- _Short task_
Show, in full, each line of the data that contains "color".

- _Task inputs_

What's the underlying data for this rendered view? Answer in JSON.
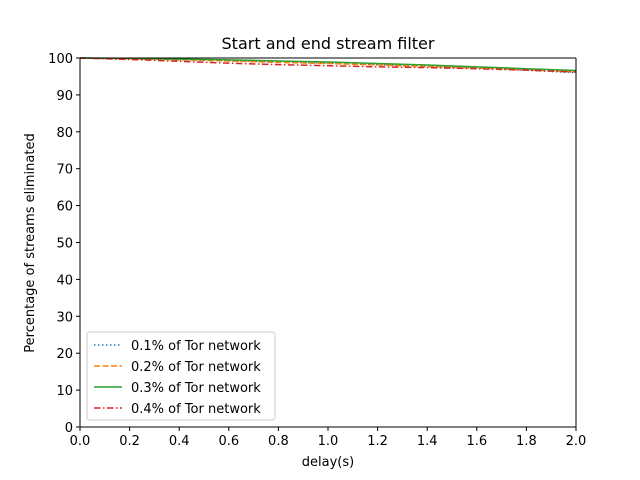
{
  "chart_data": {
    "type": "line",
    "title": "Start and end stream filter",
    "xlabel": "delay(s)",
    "ylabel": "Percentage of streams eliminated",
    "xlim": [
      0.0,
      2.0
    ],
    "ylim": [
      0,
      100
    ],
    "xticks": [
      0.0,
      0.2,
      0.4,
      0.6,
      0.8,
      1.0,
      1.2,
      1.4,
      1.6,
      1.8,
      2.0
    ],
    "xtick_labels": [
      "0.0",
      "0.2",
      "0.4",
      "0.6",
      "0.8",
      "1.0",
      "1.2",
      "1.4",
      "1.6",
      "1.8",
      "2.0"
    ],
    "yticks": [
      0,
      10,
      20,
      30,
      40,
      50,
      60,
      70,
      80,
      90,
      100
    ],
    "ytick_labels": [
      "0",
      "10",
      "20",
      "30",
      "40",
      "50",
      "60",
      "70",
      "80",
      "90",
      "100"
    ],
    "grid": false,
    "legend_position": "lower-left",
    "x": [
      0.0,
      0.2,
      0.4,
      0.6,
      0.8,
      1.0,
      1.2,
      1.4,
      1.6,
      1.8,
      2.0
    ],
    "series": [
      {
        "name": "0.1% of Tor network",
        "color": "#1f77b4",
        "style": "dotted",
        "values": [
          100,
          99.8,
          99.6,
          99.3,
          99.0,
          98.6,
          98.2,
          97.8,
          97.3,
          96.7,
          96.0
        ]
      },
      {
        "name": "0.2% of Tor network",
        "color": "#ff7f0e",
        "style": "dashed",
        "values": [
          100,
          99.8,
          99.5,
          99.2,
          98.8,
          98.5,
          98.1,
          97.7,
          97.3,
          96.8,
          96.3
        ]
      },
      {
        "name": "0.3% of Tor network",
        "color": "#2ca02c",
        "style": "solid",
        "values": [
          100,
          99.9,
          99.7,
          99.5,
          99.2,
          98.9,
          98.5,
          98.1,
          97.6,
          97.1,
          96.6
        ]
      },
      {
        "name": "0.4% of Tor network",
        "color": "#d62728",
        "style": "dashdot",
        "values": [
          100,
          99.6,
          99.1,
          98.6,
          98.2,
          97.9,
          97.6,
          97.4,
          97.1,
          96.7,
          96.2
        ]
      }
    ]
  }
}
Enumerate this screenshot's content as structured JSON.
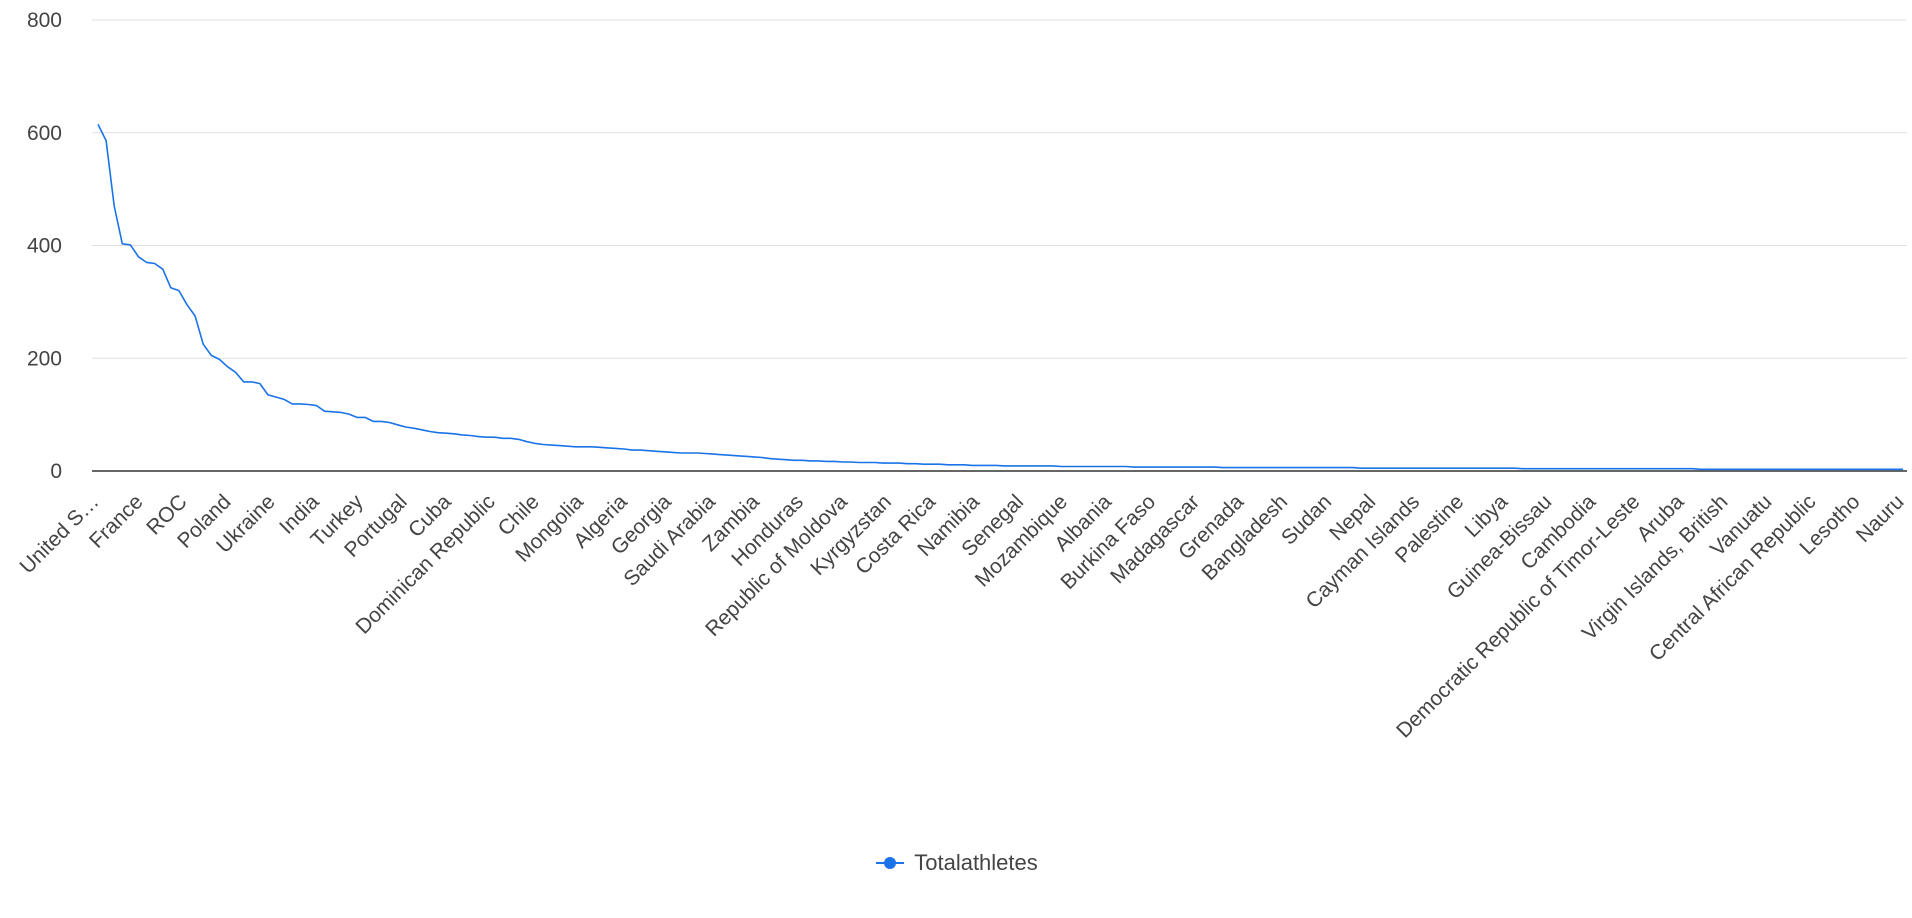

- _In response_
        "color": "#1f77b4",
        "color": "#ff7f0e",
        "color": "#2ca02c",
        "color": "#d62728",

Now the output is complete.